# Stated task:
Put the lines from the start of the block through the line that contains "volume-bar bbox=[164, 408, 169, 421]", both ends included, into a Markdown table with the columns Row and Line. Number each row, and leave out any blank lines.

-- Provided data start --

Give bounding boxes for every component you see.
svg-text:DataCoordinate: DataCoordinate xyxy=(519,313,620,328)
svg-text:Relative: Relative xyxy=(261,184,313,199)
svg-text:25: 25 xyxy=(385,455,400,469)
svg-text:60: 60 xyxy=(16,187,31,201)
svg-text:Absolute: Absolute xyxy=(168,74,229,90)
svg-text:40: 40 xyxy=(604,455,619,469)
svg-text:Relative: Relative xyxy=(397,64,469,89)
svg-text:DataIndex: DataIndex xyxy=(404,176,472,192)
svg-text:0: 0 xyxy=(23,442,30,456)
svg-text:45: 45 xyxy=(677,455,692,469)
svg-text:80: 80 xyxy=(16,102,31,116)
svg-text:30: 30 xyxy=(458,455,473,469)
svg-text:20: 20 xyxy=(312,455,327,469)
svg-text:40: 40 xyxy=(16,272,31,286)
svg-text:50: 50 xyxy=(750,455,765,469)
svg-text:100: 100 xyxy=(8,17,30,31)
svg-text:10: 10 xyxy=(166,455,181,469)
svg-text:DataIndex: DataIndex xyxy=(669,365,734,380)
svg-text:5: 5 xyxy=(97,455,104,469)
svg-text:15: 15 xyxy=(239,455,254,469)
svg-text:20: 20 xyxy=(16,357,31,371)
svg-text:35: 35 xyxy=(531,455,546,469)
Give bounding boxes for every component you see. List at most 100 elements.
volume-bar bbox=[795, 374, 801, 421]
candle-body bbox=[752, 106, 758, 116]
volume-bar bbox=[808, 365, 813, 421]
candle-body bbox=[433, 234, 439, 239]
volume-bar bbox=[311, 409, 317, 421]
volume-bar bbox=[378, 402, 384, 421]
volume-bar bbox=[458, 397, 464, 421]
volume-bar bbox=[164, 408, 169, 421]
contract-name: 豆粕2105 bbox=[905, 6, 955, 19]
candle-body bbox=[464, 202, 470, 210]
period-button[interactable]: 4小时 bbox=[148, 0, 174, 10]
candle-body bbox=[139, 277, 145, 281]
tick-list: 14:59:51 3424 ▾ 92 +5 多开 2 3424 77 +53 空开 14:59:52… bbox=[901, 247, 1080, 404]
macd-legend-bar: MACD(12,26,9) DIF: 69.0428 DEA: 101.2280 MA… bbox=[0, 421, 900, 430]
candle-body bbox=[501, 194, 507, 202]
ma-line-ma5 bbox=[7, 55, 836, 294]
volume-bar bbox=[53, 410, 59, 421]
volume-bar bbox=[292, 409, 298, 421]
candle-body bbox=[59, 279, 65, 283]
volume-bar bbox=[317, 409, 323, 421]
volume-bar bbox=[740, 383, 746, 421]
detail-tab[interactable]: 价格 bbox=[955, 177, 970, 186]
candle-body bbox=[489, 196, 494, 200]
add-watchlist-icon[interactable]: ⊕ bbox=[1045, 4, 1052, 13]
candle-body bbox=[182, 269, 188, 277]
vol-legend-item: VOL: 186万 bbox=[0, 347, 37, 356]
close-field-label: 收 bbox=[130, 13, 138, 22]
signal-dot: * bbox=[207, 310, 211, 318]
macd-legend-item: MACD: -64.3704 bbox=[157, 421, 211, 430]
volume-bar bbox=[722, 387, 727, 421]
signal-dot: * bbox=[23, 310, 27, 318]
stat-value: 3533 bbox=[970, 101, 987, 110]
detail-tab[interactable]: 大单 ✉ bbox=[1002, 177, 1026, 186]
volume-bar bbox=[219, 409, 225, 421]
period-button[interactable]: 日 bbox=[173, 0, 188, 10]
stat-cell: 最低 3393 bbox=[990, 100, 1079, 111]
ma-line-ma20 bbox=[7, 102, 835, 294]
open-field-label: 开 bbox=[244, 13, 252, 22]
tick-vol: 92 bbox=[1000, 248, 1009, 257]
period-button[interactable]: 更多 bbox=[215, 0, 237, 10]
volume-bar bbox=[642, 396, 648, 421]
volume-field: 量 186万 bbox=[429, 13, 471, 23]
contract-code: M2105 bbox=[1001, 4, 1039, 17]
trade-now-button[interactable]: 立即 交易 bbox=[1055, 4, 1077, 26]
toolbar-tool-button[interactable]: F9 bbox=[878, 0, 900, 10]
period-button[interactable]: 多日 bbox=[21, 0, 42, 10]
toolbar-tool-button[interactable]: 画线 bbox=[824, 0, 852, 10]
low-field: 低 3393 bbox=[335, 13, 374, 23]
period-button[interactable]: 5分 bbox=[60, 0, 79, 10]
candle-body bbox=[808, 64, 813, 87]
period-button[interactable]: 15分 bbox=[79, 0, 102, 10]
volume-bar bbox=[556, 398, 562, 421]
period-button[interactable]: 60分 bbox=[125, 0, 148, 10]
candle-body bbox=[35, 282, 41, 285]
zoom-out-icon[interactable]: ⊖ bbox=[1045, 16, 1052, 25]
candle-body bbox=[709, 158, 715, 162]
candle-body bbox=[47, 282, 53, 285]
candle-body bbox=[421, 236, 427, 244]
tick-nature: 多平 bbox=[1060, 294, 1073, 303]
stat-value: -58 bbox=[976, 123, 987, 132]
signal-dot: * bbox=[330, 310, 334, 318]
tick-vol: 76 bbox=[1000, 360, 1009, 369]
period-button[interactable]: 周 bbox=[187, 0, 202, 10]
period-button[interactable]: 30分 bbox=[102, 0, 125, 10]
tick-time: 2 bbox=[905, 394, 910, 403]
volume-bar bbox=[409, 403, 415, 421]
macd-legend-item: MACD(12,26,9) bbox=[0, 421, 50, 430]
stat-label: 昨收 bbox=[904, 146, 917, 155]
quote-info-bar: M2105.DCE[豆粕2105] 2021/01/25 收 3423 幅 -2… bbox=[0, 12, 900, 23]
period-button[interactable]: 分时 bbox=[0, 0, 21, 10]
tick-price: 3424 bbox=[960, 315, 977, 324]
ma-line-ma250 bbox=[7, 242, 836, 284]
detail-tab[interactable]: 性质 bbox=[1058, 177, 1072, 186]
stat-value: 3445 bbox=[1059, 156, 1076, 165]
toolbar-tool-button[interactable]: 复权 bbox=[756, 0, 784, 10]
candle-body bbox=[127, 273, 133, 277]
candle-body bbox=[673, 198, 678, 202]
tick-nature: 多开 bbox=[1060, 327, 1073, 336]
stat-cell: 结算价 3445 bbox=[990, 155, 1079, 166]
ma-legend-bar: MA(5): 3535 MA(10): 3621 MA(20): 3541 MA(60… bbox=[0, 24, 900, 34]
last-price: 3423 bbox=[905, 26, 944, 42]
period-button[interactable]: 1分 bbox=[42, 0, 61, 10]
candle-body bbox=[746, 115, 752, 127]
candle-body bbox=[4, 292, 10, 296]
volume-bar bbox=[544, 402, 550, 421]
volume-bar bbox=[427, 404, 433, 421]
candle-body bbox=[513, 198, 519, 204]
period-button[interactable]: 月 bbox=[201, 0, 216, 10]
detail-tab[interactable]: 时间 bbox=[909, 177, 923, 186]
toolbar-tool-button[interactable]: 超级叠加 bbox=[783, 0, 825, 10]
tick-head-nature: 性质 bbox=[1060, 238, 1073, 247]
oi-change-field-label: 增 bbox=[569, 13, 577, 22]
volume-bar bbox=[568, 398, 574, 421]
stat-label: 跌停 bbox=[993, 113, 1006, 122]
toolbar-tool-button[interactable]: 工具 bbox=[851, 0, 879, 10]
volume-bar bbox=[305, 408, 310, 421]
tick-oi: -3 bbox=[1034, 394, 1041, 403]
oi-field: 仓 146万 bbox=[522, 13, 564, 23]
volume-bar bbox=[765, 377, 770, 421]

-- Provided data end --

# Worked answer:
| Row | Line |
|---|---|
| 1 | Give bounding boxes for every component you see. |
| 2 | svg-text:DataCoordinate: DataCoordinate xyxy=(519,313,620,328) |
| 3 | svg-text:Relative: Relative xyxy=(261,184,313,199) |
| 4 | svg-text:25: 25 xyxy=(385,455,400,469) |
| 5 | svg-text:60: 60 xyxy=(16,187,31,201) |
| 6 | svg-text:Absolute: Absolute xyxy=(168,74,229,90) |
| 7 | svg-text:40: 40 xyxy=(604,455,619,469) |
| 8 | svg-text:Relative: Relative xyxy=(397,64,469,89) |
| 9 | svg-text:DataIndex: DataIndex xyxy=(404,176,472,192) |
| 10 | svg-text:0: 0 xyxy=(23,442,30,456) |
| 11 | svg-text:45: 45 xyxy=(677,455,692,469) |
| 12 | svg-text:80: 80 xyxy=(16,102,31,116) |
| 13 | svg-text:30: 30 xyxy=(458,455,473,469) |
| 14 | svg-text:20: 20 xyxy=(312,455,327,469) |
| 15 | svg-text:40: 40 xyxy=(16,272,31,286) |
| 16 | svg-text:50: 50 xyxy=(750,455,765,469) |
| 17 | svg-text:100: 100 xyxy=(8,17,30,31) |
| 18 | svg-text:10: 10 xyxy=(166,455,181,469) |
| 19 | svg-text:DataIndex: DataIndex xyxy=(669,365,734,380) |
| 20 | svg-text:5: 5 xyxy=(97,455,104,469) |
| 21 | svg-text:15: 15 xyxy=(239,455,254,469) |
| 22 | svg-text:20: 20 xyxy=(16,357,31,371) |
| 23 | svg-text:35: 35 xyxy=(531,455,546,469) |
| 24 | Give bounding boxes for every component you see. List at most 100 elements. |
| 25 | volume-bar bbox=[795, 374, 801, 421] |
| 26 | candle-body bbox=[752, 106, 758, 116] |
| 27 | volume-bar bbox=[808, 365, 813, 421] |
| 28 | candle-body bbox=[433, 234, 439, 239] |
| 29 | volume-bar bbox=[311, 409, 317, 421] |
| 30 | volume-bar bbox=[378, 402, 384, 421] |
| 31 | volume-bar bbox=[458, 397, 464, 421] |
| 32 | volume-bar bbox=[164, 408, 169, 421] |